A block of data
******************************

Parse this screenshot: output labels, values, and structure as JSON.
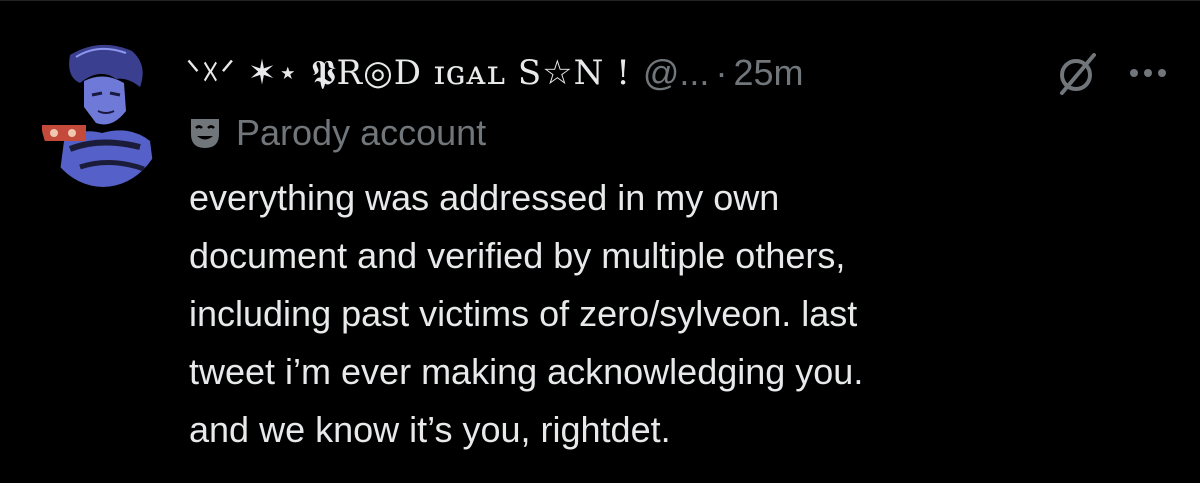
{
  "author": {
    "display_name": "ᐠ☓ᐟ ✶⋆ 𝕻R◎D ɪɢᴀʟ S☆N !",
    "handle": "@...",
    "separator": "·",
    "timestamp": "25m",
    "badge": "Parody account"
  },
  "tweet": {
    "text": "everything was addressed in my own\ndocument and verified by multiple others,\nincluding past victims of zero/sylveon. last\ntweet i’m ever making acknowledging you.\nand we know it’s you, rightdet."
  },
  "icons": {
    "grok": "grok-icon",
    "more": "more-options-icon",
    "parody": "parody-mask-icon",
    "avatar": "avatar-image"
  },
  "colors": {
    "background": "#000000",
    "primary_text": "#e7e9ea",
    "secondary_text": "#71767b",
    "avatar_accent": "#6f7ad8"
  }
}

******************************

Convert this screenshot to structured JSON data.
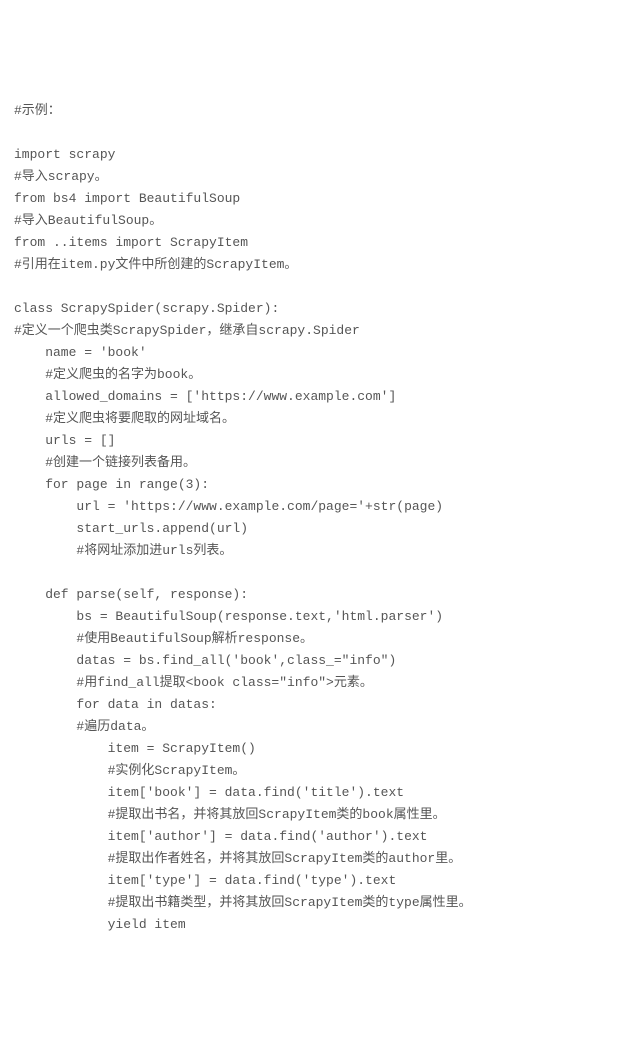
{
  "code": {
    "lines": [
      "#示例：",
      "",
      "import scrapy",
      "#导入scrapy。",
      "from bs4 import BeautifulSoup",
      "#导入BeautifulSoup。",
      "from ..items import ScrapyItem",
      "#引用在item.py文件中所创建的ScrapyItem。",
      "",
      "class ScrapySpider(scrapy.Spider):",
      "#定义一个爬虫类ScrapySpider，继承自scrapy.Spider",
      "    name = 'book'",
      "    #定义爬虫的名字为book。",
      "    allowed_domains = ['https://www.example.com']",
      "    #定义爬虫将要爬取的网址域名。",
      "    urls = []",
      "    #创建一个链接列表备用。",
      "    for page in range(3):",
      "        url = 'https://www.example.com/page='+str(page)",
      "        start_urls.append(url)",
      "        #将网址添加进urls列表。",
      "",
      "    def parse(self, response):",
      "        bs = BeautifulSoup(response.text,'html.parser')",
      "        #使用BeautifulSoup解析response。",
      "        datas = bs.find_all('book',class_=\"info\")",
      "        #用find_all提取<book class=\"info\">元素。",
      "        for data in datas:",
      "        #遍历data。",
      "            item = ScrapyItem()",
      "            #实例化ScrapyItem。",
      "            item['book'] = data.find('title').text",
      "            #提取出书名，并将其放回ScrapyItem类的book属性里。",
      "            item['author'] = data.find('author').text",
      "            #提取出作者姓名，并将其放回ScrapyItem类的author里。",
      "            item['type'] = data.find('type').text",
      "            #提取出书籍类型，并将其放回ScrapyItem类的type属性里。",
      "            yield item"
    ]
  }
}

******************************

Using the records above, pull out each line where the word "page" occurs.

Answer to this task:
      "    for page in range(3):",
      "        url = 'https://www.example.com/page='+str(page)",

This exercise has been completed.